- **WRITTEN REQUEST**
Set down every entry word for word. Omit the pictures.

- **Figure contents as structured data**
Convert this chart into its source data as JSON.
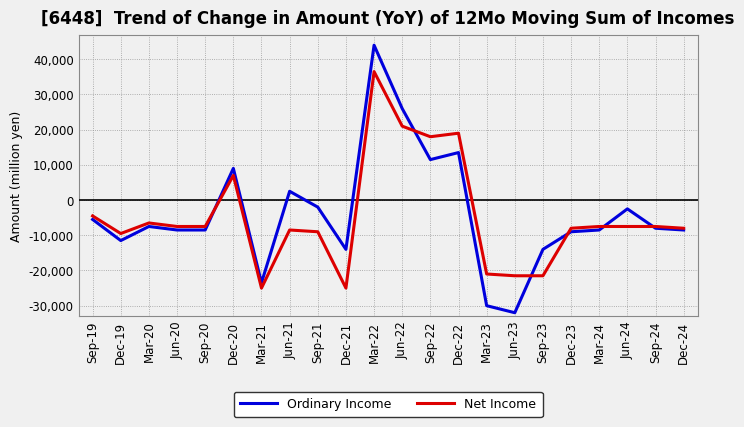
{
  "title": "[6448]  Trend of Change in Amount (YoY) of 12Mo Moving Sum of Incomes",
  "ylabel": "Amount (million yen)",
  "x_labels": [
    "Sep-19",
    "Dec-19",
    "Mar-20",
    "Jun-20",
    "Sep-20",
    "Dec-20",
    "Mar-21",
    "Jun-21",
    "Sep-21",
    "Dec-21",
    "Mar-22",
    "Jun-22",
    "Sep-22",
    "Dec-22",
    "Mar-23",
    "Jun-23",
    "Sep-23",
    "Dec-23",
    "Mar-24",
    "Jun-24",
    "Sep-24",
    "Dec-24"
  ],
  "ordinary_income": [
    -5500,
    -11500,
    -7500,
    -8500,
    -8500,
    9000,
    -23500,
    2500,
    -2000,
    -14000,
    44000,
    26000,
    11500,
    13500,
    -30000,
    -32000,
    -14000,
    -9000,
    -8500,
    -2500,
    -8000,
    -8500
  ],
  "net_income": [
    -4500,
    -9500,
    -6500,
    -7500,
    -7500,
    7000,
    -25000,
    -8500,
    -9000,
    -25000,
    36500,
    21000,
    18000,
    19000,
    -21000,
    -21500,
    -21500,
    -8000,
    -7500,
    -7500,
    -7500,
    -8000
  ],
  "ordinary_color": "#0000dd",
  "net_color": "#dd0000",
  "background_color": "#f0f0f0",
  "plot_bg_color": "#f0f0f0",
  "grid_color": "#999999",
  "ylim": [
    -33000,
    47000
  ],
  "yticks": [
    -30000,
    -20000,
    -10000,
    0,
    10000,
    20000,
    30000,
    40000
  ],
  "legend_labels": [
    "Ordinary Income",
    "Net Income"
  ],
  "title_fontsize": 12,
  "axis_fontsize": 9,
  "tick_fontsize": 8.5,
  "line_width": 2.2
}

- **TASK ANSWER**
Convert this chart into its source data as JSON.
{
  "title": "[6448]  Trend of Change in Amount (YoY) of 12Mo Moving Sum of Incomes",
  "ylabel": "Amount (million yen)",
  "x_labels": [
    "Sep-19",
    "Dec-19",
    "Mar-20",
    "Jun-20",
    "Sep-20",
    "Dec-20",
    "Mar-21",
    "Jun-21",
    "Sep-21",
    "Dec-21",
    "Mar-22",
    "Jun-22",
    "Sep-22",
    "Dec-22",
    "Mar-23",
    "Jun-23",
    "Sep-23",
    "Dec-23",
    "Mar-24",
    "Jun-24",
    "Sep-24",
    "Dec-24"
  ],
  "ordinary_income": [
    -5500,
    -11500,
    -7500,
    -8500,
    -8500,
    9000,
    -23500,
    2500,
    -2000,
    -14000,
    44000,
    26000,
    11500,
    13500,
    -30000,
    -32000,
    -14000,
    -9000,
    -8500,
    -2500,
    -8000,
    -8500
  ],
  "net_income": [
    -4500,
    -9500,
    -6500,
    -7500,
    -7500,
    7000,
    -25000,
    -8500,
    -9000,
    -25000,
    36500,
    21000,
    18000,
    19000,
    -21000,
    -21500,
    -21500,
    -8000,
    -7500,
    -7500,
    -7500,
    -8000
  ],
  "ordinary_color": "#0000dd",
  "net_color": "#dd0000",
  "background_color": "#f0f0f0",
  "plot_bg_color": "#f0f0f0",
  "grid_color": "#999999",
  "ylim": [
    -33000,
    47000
  ],
  "yticks": [
    -30000,
    -20000,
    -10000,
    0,
    10000,
    20000,
    30000,
    40000
  ],
  "legend_labels": [
    "Ordinary Income",
    "Net Income"
  ],
  "title_fontsize": 12,
  "axis_fontsize": 9,
  "tick_fontsize": 8.5,
  "line_width": 2.2
}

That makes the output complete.